Work required.
Output all the data exactly. Pictures do not belong in the copy.

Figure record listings
start

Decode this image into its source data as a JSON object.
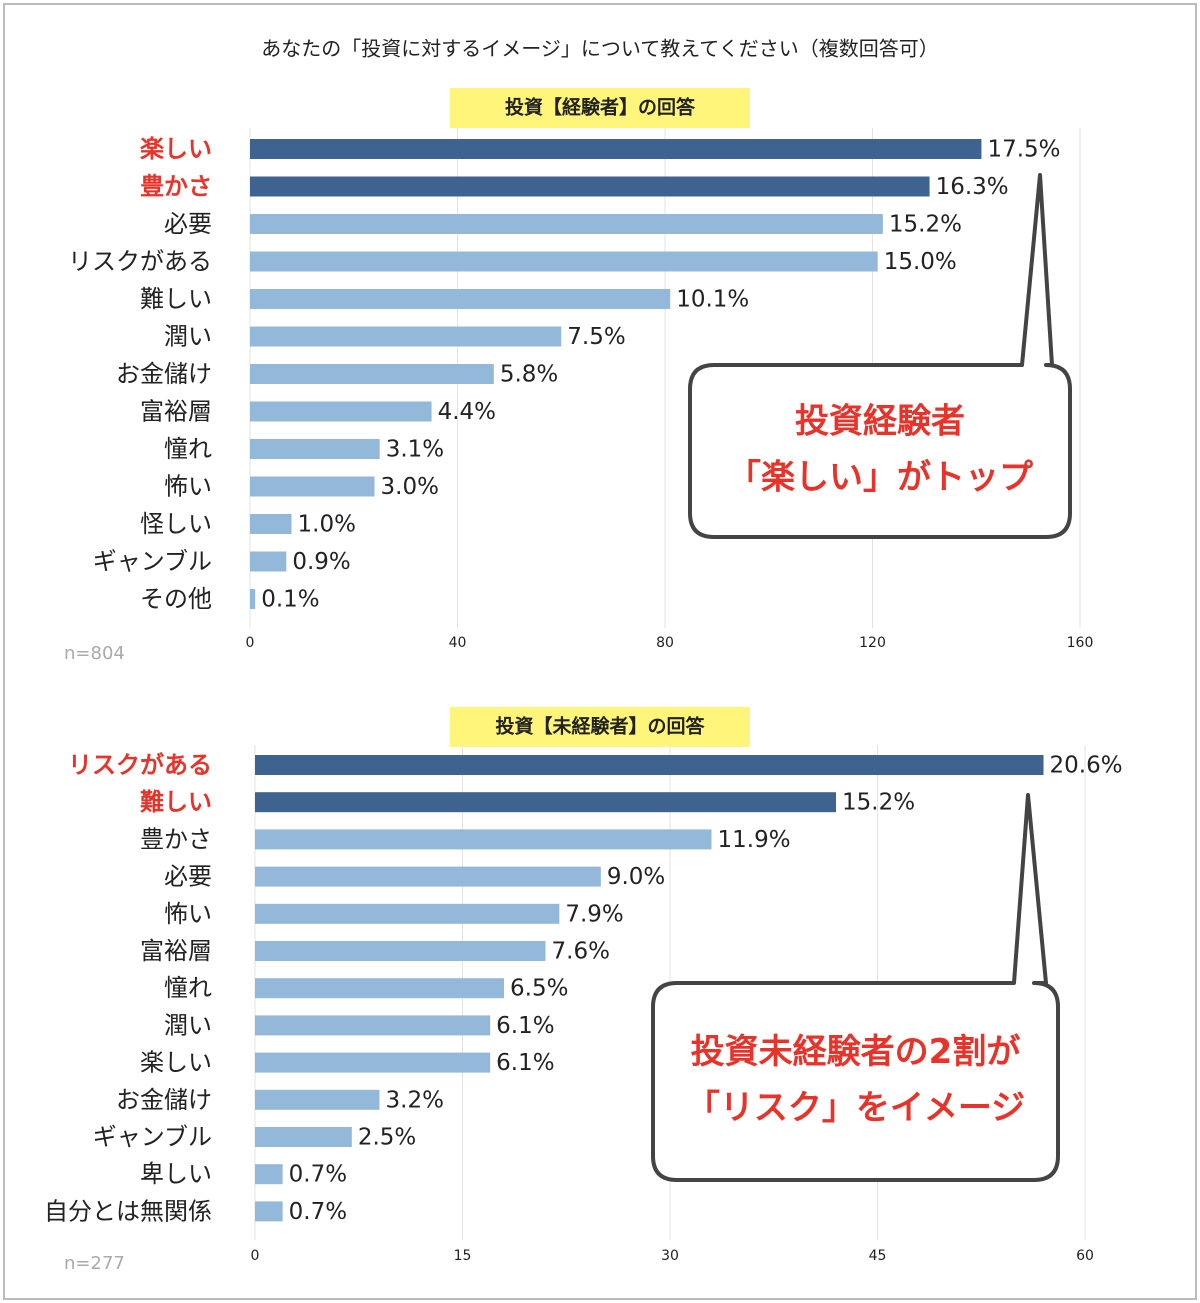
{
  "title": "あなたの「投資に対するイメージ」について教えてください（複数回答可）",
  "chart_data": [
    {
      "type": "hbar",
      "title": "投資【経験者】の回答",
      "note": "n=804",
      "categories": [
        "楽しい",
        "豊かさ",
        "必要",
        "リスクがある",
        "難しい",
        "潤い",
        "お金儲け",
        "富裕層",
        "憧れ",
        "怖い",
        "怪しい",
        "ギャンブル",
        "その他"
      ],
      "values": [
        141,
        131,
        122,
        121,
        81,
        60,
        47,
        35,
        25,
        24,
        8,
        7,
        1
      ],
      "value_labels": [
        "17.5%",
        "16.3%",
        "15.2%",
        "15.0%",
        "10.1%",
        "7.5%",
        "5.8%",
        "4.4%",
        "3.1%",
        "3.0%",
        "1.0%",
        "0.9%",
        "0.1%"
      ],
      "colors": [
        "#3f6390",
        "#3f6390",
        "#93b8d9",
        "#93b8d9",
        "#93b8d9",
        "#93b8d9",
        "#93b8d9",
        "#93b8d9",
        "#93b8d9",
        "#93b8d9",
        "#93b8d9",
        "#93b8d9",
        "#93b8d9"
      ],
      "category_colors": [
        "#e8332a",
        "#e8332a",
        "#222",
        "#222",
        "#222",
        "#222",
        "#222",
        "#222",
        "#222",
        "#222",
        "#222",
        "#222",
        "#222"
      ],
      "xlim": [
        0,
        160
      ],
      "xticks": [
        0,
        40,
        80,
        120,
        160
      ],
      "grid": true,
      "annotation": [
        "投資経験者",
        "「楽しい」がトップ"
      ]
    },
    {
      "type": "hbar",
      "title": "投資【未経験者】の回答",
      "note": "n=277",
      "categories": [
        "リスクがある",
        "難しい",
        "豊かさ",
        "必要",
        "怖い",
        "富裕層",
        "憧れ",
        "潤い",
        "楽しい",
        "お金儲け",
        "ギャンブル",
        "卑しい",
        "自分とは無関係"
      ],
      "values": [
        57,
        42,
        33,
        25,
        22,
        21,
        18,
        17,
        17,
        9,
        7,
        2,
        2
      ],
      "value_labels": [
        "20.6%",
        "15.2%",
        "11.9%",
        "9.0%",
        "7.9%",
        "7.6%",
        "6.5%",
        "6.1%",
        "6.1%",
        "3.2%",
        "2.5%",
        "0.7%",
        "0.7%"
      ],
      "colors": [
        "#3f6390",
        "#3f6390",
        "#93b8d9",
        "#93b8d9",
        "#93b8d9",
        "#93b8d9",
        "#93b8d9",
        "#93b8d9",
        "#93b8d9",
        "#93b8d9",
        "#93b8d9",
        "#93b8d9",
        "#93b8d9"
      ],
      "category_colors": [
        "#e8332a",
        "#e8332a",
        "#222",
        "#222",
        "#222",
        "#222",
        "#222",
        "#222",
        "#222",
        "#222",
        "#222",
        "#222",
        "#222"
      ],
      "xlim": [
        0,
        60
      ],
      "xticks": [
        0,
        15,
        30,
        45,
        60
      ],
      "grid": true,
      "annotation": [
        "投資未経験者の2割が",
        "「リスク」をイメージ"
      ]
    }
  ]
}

end

Output of the exercise.
Decode this image into its source data as a JSON object.
{
  "title": "あなたの「投資に対するイメージ」について教えてください（複数回答可）",
  "chart_data": [
    {
      "type": "hbar",
      "title": "投資【経験者】の回答",
      "note": "n=804",
      "categories": [
        "楽しい",
        "豊かさ",
        "必要",
        "リスクがある",
        "難しい",
        "潤い",
        "お金儲け",
        "富裕層",
        "憧れ",
        "怖い",
        "怪しい",
        "ギャンブル",
        "その他"
      ],
      "values": [
        141,
        131,
        122,
        121,
        81,
        60,
        47,
        35,
        25,
        24,
        8,
        7,
        1
      ],
      "value_labels": [
        "17.5%",
        "16.3%",
        "15.2%",
        "15.0%",
        "10.1%",
        "7.5%",
        "5.8%",
        "4.4%",
        "3.1%",
        "3.0%",
        "1.0%",
        "0.9%",
        "0.1%"
      ],
      "colors": [
        "#3f6390",
        "#3f6390",
        "#93b8d9",
        "#93b8d9",
        "#93b8d9",
        "#93b8d9",
        "#93b8d9",
        "#93b8d9",
        "#93b8d9",
        "#93b8d9",
        "#93b8d9",
        "#93b8d9",
        "#93b8d9"
      ],
      "category_colors": [
        "#e8332a",
        "#e8332a",
        "#222",
        "#222",
        "#222",
        "#222",
        "#222",
        "#222",
        "#222",
        "#222",
        "#222",
        "#222",
        "#222"
      ],
      "xlim": [
        0,
        160
      ],
      "xticks": [
        0,
        40,
        80,
        120,
        160
      ],
      "grid": true,
      "annotation": [
        "投資経験者",
        "「楽しい」がトップ"
      ]
    },
    {
      "type": "hbar",
      "title": "投資【未経験者】の回答",
      "note": "n=277",
      "categories": [
        "リスクがある",
        "難しい",
        "豊かさ",
        "必要",
        "怖い",
        "富裕層",
        "憧れ",
        "潤い",
        "楽しい",
        "お金儲け",
        "ギャンブル",
        "卑しい",
        "自分とは無関係"
      ],
      "values": [
        57,
        42,
        33,
        25,
        22,
        21,
        18,
        17,
        17,
        9,
        7,
        2,
        2
      ],
      "value_labels": [
        "20.6%",
        "15.2%",
        "11.9%",
        "9.0%",
        "7.9%",
        "7.6%",
        "6.5%",
        "6.1%",
        "6.1%",
        "3.2%",
        "2.5%",
        "0.7%",
        "0.7%"
      ],
      "colors": [
        "#3f6390",
        "#3f6390",
        "#93b8d9",
        "#93b8d9",
        "#93b8d9",
        "#93b8d9",
        "#93b8d9",
        "#93b8d9",
        "#93b8d9",
        "#93b8d9",
        "#93b8d9",
        "#93b8d9",
        "#93b8d9"
      ],
      "category_colors": [
        "#e8332a",
        "#e8332a",
        "#222",
        "#222",
        "#222",
        "#222",
        "#222",
        "#222",
        "#222",
        "#222",
        "#222",
        "#222",
        "#222"
      ],
      "xlim": [
        0,
        60
      ],
      "xticks": [
        0,
        15,
        30,
        45,
        60
      ],
      "grid": true,
      "annotation": [
        "投資未経験者の2割が",
        "「リスク」をイメージ"
      ]
    }
  ]
}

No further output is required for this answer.